* **Task objective**
Below are the records; copy each line in them that holds the word "Czechoslovakians".

* **Recorded data**

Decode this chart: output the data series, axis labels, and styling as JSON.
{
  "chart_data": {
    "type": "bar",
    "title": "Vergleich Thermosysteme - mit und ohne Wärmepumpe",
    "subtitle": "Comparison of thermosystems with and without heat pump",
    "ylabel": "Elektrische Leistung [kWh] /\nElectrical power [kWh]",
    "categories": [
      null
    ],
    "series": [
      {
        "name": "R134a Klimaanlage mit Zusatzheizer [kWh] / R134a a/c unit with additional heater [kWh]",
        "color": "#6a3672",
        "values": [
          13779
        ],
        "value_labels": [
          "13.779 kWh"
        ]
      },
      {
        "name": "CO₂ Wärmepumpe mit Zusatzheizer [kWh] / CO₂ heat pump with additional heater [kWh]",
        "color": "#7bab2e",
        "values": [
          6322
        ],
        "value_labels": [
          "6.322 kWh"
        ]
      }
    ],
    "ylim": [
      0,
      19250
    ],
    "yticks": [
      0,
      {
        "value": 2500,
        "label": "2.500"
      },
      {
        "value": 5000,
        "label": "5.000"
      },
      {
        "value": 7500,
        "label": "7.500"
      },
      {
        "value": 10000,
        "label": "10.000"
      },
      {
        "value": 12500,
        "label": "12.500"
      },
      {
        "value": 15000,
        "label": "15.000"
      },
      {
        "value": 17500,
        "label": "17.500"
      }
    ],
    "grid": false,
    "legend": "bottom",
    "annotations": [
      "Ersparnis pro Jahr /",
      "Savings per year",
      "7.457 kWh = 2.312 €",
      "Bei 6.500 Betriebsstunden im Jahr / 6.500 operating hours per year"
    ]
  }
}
---
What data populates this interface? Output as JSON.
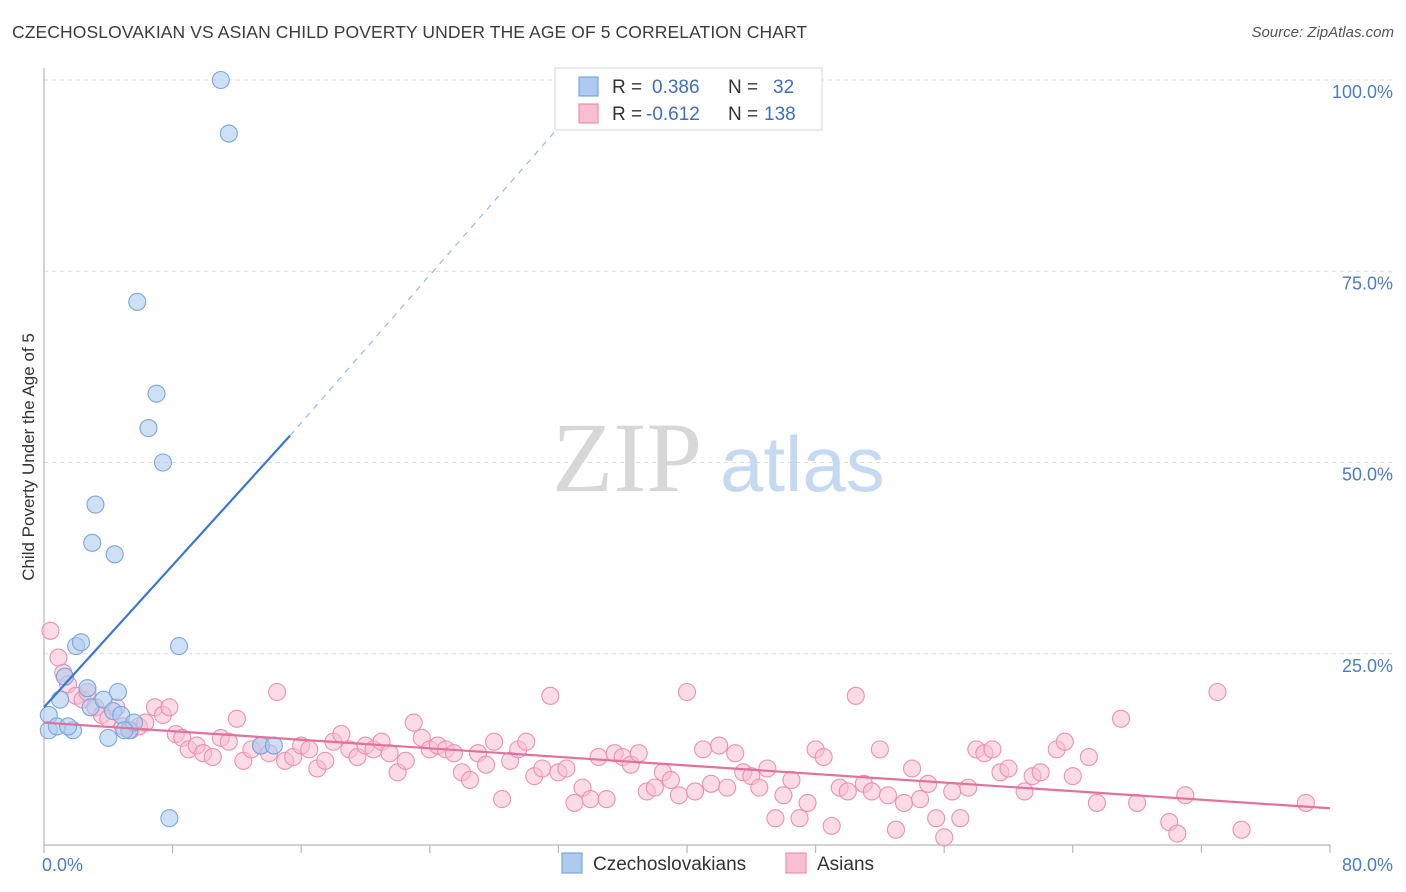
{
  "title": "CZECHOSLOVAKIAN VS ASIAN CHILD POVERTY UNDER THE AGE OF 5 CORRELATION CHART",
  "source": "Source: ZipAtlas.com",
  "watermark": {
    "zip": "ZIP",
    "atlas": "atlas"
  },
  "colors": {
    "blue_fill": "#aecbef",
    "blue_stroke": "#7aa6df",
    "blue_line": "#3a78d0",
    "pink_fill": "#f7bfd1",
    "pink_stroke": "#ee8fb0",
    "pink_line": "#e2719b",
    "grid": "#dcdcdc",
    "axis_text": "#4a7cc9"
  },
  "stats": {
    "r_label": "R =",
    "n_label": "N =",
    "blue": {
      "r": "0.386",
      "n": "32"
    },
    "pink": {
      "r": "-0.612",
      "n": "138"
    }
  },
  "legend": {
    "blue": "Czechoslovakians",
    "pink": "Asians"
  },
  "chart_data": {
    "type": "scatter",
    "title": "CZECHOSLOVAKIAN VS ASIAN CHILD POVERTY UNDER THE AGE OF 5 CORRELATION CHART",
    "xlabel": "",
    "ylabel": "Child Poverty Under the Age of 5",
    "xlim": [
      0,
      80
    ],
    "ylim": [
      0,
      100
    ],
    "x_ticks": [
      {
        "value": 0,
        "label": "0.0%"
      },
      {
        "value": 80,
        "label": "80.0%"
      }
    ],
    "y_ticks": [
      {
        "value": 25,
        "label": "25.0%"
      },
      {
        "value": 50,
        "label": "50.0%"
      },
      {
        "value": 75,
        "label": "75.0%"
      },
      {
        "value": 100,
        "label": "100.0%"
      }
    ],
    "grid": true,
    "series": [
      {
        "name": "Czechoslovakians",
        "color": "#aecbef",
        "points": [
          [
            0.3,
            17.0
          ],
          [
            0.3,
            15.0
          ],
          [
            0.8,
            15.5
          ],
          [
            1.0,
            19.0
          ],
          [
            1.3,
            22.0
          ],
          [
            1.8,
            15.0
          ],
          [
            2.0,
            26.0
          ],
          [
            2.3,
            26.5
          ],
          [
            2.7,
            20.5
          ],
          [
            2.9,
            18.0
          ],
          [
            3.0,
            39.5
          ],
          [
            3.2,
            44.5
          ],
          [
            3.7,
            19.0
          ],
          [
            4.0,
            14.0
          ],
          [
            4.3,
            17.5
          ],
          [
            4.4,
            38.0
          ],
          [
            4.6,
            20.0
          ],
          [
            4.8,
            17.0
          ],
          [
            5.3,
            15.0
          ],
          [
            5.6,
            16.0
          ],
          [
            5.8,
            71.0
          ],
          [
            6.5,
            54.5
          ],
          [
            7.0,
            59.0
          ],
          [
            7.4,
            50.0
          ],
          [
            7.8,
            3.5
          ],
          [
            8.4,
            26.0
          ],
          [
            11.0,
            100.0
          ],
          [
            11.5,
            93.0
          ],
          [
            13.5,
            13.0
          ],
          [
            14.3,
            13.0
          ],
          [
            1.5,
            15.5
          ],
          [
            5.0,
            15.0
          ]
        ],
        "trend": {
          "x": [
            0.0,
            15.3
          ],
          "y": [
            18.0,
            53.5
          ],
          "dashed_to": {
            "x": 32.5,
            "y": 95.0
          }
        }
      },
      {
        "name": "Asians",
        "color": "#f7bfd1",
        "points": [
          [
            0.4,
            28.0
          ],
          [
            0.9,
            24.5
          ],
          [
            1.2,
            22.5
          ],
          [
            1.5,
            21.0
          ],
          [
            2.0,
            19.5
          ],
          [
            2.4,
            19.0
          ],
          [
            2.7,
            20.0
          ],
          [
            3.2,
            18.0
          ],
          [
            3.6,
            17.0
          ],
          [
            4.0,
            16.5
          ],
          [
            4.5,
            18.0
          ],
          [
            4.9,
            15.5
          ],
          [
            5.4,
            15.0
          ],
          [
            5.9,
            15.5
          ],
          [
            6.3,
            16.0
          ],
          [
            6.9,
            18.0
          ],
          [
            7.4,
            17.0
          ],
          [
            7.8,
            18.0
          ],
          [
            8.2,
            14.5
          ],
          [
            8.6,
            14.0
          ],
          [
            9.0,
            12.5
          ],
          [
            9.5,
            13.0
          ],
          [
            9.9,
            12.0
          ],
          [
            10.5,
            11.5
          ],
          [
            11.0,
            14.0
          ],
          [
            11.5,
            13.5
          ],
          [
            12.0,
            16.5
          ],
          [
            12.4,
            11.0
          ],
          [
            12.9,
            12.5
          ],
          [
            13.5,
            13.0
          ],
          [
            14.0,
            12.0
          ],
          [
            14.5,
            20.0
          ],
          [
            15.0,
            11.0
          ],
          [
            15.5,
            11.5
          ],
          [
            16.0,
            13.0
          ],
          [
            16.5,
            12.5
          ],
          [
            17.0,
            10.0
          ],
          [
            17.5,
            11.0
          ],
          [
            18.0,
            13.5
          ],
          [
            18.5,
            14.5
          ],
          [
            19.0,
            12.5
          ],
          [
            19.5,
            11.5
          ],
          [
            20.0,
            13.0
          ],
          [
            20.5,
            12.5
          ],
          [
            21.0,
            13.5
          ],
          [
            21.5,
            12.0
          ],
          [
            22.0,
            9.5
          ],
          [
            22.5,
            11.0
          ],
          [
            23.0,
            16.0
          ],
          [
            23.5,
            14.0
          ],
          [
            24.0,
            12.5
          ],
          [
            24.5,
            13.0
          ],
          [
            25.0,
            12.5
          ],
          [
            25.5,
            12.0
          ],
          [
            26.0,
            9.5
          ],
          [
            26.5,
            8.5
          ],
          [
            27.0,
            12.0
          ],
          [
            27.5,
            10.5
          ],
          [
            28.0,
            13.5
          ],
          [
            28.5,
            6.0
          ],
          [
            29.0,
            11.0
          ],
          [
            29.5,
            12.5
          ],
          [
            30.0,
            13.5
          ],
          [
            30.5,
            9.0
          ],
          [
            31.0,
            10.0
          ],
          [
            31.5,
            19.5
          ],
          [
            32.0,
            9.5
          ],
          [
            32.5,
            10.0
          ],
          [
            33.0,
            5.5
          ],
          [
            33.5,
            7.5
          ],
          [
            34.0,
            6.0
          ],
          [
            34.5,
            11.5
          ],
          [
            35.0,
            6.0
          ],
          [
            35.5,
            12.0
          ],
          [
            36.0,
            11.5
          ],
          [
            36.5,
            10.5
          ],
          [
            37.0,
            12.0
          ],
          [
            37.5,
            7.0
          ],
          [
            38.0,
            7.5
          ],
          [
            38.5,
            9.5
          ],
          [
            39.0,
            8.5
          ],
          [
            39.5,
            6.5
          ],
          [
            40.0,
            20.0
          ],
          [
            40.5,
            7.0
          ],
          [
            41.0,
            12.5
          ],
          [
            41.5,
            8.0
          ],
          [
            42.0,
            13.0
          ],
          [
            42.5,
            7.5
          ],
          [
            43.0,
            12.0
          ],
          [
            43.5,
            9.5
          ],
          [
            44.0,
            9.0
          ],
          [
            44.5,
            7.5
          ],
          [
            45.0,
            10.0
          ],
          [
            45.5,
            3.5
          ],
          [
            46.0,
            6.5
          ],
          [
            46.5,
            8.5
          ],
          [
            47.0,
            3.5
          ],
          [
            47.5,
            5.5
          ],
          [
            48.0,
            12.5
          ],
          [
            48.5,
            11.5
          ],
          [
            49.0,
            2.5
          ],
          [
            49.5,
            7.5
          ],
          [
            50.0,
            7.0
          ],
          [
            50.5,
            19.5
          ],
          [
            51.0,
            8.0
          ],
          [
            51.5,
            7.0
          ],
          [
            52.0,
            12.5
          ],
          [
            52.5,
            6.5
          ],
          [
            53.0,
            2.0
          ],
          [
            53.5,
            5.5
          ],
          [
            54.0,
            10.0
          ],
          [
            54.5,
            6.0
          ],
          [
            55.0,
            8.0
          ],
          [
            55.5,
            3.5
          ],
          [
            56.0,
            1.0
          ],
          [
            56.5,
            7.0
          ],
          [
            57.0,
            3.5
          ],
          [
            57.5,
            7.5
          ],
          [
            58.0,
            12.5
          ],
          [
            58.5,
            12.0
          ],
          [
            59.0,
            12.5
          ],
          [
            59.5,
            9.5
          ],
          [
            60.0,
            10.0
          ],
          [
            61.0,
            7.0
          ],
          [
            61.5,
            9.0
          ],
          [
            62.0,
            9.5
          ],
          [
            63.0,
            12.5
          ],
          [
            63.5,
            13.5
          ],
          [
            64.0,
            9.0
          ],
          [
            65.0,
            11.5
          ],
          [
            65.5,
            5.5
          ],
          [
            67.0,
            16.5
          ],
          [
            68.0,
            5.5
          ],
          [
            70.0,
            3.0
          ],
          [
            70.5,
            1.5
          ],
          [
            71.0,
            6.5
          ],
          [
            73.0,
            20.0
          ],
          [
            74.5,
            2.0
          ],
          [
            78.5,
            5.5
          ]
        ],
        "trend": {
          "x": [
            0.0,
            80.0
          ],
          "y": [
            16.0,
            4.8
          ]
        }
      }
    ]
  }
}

* **Solution to this task**
    "blue": "Czechoslovakians",
        "name": "Czechoslovakians",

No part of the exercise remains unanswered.